Platelet count <30×109/L


Hemolysis variables (reticulocyte count


elevation; undetectable haptoglobin. or bilirubin


- indirect 2.0mg/dL)


No active cancer


No history of solid-organ or stem-cell transplant


MCV <90 fL


INR <1.5


Creatinine <2.0mg/dL


INR: international normalized ratio; MCV: mean corpuscular volume.

Table 1 The PLASMIC score – modified26

The PLASMIC score and the LDH/AST ratio, whereas the functional determination of ADAMTS-13 is not available, (effective diagnostic test) could guide in the differential diagnosis between TTP-like and aHUS-like syndrome, occurring in Covid 19, allowing by a cost-effective and simple test, the timely implementation of specific therapeutic procedures, such as plasma therapy /plasmapheresis in the first case, (possibly associated with steroids and/or Rituximab, in the case of PTT-like TM refractory or partially responsive to plasmapheresis) and anti-complement / antiphlogistic therapy (Eculizumab) in the second case.

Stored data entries
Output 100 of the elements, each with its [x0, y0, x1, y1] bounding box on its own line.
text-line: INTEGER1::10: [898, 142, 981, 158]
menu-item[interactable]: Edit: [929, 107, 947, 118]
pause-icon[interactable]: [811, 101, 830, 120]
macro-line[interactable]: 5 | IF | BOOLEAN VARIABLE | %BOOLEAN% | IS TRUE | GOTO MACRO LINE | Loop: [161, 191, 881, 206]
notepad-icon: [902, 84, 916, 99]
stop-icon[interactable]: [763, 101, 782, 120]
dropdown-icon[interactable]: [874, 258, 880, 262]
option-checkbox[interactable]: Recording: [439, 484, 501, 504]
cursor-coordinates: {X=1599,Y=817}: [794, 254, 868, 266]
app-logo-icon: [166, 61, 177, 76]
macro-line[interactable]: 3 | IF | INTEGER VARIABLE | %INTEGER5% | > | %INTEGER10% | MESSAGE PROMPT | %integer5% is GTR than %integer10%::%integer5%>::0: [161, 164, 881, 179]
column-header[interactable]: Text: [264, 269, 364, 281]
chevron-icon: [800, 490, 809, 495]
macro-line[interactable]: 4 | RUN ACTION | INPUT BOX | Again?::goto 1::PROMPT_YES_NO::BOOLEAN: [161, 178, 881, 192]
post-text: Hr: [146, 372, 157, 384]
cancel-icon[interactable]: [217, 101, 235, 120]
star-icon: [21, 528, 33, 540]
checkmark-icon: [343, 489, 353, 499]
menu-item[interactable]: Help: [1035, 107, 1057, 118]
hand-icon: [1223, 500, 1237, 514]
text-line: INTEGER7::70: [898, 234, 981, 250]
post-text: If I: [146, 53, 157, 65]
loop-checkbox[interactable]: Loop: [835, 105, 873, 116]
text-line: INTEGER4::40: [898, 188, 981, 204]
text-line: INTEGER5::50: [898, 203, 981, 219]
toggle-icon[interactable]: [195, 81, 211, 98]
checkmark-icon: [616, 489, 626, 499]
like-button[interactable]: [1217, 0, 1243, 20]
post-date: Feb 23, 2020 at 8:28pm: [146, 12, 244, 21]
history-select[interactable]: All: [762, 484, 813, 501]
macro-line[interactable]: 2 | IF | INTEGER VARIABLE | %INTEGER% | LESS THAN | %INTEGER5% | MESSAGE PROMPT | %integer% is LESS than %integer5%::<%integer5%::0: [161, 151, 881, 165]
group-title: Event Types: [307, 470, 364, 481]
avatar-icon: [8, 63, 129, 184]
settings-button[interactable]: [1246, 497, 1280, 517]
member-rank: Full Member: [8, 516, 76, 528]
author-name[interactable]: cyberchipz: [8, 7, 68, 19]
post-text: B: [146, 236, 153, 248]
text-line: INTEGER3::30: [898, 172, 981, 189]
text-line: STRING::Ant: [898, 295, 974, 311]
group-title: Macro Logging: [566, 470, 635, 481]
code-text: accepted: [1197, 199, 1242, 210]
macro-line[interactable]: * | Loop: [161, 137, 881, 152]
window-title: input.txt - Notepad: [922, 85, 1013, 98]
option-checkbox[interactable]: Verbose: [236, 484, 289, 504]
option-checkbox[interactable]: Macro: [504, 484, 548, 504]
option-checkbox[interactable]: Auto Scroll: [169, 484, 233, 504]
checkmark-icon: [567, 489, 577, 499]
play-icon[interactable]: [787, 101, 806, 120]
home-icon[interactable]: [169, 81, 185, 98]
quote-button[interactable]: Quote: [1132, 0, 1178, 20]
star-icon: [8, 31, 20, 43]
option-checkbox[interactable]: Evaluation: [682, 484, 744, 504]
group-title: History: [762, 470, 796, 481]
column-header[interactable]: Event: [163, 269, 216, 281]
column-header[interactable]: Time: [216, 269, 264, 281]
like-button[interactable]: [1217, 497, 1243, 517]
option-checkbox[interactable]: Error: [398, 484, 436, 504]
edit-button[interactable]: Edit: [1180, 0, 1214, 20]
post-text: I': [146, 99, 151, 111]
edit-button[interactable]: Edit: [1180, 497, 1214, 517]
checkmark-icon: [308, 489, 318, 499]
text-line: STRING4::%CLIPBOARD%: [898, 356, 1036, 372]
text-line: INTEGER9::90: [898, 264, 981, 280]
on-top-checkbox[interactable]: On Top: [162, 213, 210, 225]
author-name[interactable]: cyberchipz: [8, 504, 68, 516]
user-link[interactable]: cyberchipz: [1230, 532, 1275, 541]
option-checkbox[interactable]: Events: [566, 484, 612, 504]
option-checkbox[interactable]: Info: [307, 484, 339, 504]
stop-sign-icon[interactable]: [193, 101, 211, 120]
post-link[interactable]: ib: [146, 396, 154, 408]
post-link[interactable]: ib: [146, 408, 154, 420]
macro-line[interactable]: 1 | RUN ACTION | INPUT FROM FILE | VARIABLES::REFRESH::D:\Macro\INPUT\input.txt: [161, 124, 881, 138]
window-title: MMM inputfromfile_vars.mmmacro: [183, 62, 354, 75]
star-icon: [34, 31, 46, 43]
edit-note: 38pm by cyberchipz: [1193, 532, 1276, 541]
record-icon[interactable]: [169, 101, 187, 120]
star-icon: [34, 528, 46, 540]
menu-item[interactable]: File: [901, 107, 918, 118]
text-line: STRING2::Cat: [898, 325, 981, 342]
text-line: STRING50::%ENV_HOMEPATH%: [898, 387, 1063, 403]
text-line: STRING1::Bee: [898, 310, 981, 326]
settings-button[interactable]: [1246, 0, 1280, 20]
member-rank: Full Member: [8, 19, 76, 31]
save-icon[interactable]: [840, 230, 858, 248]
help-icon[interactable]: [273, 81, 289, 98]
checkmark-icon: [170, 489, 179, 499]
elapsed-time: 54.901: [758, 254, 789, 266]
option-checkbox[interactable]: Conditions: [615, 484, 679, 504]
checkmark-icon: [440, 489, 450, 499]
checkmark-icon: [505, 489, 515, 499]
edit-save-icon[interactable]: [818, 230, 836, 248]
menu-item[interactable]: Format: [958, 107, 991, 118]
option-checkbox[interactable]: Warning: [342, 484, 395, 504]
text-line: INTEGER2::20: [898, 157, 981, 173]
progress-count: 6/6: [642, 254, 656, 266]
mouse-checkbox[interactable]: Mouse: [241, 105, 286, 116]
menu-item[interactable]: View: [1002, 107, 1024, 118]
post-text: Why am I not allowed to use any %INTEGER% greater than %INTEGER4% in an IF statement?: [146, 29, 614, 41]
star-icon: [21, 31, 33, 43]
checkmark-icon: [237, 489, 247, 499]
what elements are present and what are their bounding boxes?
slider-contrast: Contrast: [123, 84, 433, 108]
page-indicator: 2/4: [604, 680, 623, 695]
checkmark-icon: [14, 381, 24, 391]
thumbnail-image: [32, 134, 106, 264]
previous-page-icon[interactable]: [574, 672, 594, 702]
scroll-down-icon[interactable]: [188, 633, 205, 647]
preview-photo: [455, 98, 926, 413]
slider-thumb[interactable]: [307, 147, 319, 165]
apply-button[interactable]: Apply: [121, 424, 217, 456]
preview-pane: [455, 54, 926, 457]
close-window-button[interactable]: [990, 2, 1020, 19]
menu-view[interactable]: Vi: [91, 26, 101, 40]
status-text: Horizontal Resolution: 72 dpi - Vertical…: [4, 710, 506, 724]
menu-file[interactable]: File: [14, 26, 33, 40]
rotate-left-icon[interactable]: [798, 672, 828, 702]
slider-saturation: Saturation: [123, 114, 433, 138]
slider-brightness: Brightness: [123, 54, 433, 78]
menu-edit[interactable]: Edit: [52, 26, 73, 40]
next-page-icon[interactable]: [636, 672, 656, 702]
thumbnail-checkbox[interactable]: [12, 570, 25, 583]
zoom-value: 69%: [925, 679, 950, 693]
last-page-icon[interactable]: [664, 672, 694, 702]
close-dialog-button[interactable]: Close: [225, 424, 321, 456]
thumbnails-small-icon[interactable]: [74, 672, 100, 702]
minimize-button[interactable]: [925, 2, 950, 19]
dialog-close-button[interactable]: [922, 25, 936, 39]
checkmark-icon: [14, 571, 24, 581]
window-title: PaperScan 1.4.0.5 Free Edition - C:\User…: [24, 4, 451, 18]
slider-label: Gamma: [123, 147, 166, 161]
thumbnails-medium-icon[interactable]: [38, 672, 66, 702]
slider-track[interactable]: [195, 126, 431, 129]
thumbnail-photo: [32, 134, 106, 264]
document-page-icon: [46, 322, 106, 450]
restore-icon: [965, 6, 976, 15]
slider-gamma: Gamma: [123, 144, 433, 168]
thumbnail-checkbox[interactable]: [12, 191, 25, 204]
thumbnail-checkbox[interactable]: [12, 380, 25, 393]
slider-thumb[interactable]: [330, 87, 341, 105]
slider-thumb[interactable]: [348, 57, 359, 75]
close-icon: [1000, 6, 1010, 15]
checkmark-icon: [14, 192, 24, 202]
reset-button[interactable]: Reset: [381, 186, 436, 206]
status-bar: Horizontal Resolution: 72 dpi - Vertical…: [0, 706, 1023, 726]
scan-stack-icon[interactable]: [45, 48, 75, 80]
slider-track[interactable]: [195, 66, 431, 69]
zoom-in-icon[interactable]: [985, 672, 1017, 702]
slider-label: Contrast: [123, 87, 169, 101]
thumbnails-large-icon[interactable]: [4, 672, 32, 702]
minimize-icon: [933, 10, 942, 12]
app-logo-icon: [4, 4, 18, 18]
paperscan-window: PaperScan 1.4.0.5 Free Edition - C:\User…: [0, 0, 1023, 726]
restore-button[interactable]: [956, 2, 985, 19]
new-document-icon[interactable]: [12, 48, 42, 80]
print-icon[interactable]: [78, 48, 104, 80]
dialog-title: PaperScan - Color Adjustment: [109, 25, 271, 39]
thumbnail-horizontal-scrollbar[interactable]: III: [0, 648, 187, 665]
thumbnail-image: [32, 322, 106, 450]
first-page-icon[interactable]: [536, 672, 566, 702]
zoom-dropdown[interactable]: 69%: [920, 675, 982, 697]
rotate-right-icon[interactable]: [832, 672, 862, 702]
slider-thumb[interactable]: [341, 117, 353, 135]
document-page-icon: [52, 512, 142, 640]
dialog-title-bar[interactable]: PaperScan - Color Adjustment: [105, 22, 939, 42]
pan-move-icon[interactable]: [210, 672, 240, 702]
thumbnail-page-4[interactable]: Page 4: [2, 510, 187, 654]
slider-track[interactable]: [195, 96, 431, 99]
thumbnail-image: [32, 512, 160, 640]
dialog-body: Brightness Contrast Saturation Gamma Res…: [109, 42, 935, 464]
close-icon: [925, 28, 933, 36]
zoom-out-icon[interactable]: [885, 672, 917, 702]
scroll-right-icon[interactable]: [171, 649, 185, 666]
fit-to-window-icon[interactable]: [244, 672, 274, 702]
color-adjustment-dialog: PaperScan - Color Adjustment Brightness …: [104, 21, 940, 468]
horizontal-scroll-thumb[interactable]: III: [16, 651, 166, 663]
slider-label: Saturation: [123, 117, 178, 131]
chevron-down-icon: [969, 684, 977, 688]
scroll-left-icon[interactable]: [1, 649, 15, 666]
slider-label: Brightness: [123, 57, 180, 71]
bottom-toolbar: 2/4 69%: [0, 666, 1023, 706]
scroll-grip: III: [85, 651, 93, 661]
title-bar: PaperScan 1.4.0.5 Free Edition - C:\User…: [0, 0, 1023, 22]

### Your tasks
• a. According to the PLASMIC score text, why could the PLASMIC score and the LDH/AST ratio help distinguish TTP-like from aHUS-like syndrome in Covid 19? Answer in one to three sentences.
• b. Carry the PLASMIC score text forward from its last sentence.
These lines are separate material, apart from the PLASMIC score text.

### Answers for the exercise
• a. They could guide this differential diagnosis when the functional determination of ADAMTS-13 is not available. As a cost-effective and simple test, they allow the timely start of specific therapy: plasma therapy or plasmapheresis for TTP-like syndrome, and anti-complement/antiphlogistic therapy (Eculizumab) for aHUS-like syndrome.

• b.
The natural history of these syndromes has changed significantly since 1996, due to two major discoveries. On one hand, the acquired or constitutional deficiency of ADAMTS 13, (A Disintegrin and Metalloproteinase with a ThromboSpondin type 1 motif, member 13), an enzyme that processes the von Willebrand factor (vW),27 identified as the main cause of TTP. On the other , the subsequent discovery of mutations in one or more genes, coding for the regulation proteins or activation of the alternative complement pathway, as risk factors of the other microangiopathic thrombotic syndrome, with predominant renal involvement, the Atypical Hemolytic-Uremic Syndrome (aHUS).28

In these circumstances, it is essential to "know", in order to "know how” to recognize, to arrive in time and to prevent, if possible.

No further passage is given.